Is there really a jdk.proxy1 module?

Peter Levart peter.levart at gmail.com
Tue Dec 8 15:47:47 UTC 2015


Hi Stephane,

On 12/08/2015 04:10 PM, Stephane Epardaud wrote:
>
> On 08/12/15 16:07, Peter Levart wrote:
>>> Except now I have to add a read to scan annotations of another module,
>> Do you really have to addRead() ? Visibility of of classes
>> (Class.forName()) should only depend on class loader delegation.
>> Enumerating members, when you already have a java.lang.Class object
>> likewise. Looking-up annotations likewise.
>>
>> What exactly are you trying to do and what exception do you get?
> I have a scanner that can scan annotations of type X (by name) and
> member Y (by name) so it must use reflection to load the annotation and
> member.

You can do that without readability of the target module.

> I got that when accessing the annotation's member Method:

Ok, for invoking the method on annotation interface, you need 
readability of the target module. That's it, yes.

>
>
> java.lang.IllegalAccessException: class
> com.redhat.ceylon.model.loader.impl.reflect.mirror.ReflectionAnnotation
> (in module com.redhat.ceylon.model) cannot access interface
> com.redhat.ceylon.compiler.java.metadata.Module (in module
> ceylon.language) because module ceylon.language does not export package
> com.redhat.ceylon.compiler.java.metadata to module com.redhat.ceylon.model
>      at
> sun.reflect.Reflection.throwIllegalAccessException(java.base at 9.0/Reflection.java:455)
────────────────
Exercise directions —
In the message, what does Peter Levart say you need in order to invoke the method on an annotation interface? Rely only on the message above, not on the material.
────────────────
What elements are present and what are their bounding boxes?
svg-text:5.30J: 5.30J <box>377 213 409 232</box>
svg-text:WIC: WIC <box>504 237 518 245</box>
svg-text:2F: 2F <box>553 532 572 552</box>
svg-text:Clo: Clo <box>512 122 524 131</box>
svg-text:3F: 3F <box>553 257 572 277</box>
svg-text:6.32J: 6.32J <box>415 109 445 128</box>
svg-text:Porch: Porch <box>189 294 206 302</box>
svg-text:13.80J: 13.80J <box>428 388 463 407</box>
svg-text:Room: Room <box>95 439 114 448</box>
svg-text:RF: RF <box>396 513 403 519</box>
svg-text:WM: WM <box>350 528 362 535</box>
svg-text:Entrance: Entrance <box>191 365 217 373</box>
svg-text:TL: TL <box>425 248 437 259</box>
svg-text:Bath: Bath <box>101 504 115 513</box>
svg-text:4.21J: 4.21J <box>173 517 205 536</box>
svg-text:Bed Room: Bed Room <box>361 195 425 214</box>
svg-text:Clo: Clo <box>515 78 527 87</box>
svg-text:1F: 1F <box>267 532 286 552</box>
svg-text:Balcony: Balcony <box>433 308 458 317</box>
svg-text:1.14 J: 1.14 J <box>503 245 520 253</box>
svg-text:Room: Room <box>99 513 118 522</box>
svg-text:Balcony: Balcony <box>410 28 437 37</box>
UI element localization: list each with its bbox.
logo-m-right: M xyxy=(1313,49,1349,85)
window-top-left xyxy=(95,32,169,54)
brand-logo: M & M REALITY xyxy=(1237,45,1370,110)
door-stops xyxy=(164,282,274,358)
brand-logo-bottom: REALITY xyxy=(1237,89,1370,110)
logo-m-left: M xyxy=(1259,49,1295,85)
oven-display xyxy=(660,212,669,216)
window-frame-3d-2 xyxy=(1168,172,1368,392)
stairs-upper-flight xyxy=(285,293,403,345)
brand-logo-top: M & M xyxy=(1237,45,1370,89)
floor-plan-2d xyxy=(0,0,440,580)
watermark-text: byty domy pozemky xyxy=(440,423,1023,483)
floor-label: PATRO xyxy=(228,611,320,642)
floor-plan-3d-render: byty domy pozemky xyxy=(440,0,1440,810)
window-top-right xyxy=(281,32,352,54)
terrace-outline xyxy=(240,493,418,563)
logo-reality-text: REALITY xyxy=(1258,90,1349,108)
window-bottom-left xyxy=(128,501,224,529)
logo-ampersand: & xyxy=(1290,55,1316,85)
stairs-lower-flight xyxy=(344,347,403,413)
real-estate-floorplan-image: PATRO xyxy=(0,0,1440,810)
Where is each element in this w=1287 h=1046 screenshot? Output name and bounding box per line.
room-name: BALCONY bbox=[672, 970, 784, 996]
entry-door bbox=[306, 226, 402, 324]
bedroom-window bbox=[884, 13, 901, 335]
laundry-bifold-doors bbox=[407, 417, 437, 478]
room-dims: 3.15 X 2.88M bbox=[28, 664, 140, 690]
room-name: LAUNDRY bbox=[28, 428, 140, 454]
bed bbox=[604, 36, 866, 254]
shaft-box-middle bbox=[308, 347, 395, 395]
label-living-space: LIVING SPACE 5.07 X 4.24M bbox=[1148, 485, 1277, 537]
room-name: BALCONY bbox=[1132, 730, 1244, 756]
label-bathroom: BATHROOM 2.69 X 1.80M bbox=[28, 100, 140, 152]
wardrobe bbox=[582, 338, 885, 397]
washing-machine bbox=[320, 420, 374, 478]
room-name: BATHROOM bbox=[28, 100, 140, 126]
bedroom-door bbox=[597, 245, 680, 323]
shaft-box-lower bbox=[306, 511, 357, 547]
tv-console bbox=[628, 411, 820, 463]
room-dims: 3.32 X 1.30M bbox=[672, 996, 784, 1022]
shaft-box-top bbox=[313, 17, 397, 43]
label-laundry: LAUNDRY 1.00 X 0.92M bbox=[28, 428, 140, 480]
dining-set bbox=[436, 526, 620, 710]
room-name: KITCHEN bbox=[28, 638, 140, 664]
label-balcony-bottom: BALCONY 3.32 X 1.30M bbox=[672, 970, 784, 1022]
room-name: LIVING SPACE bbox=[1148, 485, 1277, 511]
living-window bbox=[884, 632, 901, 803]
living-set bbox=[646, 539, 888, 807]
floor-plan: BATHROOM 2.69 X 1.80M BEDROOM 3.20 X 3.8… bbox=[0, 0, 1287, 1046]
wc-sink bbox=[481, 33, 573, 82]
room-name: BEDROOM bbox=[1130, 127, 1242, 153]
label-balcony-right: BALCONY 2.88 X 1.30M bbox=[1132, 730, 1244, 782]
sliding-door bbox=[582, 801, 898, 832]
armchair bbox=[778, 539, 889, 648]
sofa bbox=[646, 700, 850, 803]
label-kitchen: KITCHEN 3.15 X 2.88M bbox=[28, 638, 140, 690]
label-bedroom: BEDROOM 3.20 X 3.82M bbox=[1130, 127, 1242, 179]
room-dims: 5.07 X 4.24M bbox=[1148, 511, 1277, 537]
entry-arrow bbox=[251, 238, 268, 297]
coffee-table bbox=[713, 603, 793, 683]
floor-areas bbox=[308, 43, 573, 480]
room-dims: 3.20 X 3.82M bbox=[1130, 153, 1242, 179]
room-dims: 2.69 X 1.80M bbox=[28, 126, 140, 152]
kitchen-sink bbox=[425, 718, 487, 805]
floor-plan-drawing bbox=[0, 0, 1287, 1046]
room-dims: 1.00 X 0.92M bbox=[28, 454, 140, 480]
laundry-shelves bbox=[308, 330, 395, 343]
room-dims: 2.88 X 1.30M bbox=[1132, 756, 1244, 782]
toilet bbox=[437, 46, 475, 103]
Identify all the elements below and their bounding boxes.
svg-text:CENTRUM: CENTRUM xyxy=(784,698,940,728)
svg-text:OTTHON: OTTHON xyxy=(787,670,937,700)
────────────────
Response to this exercise —
Readability of the target module.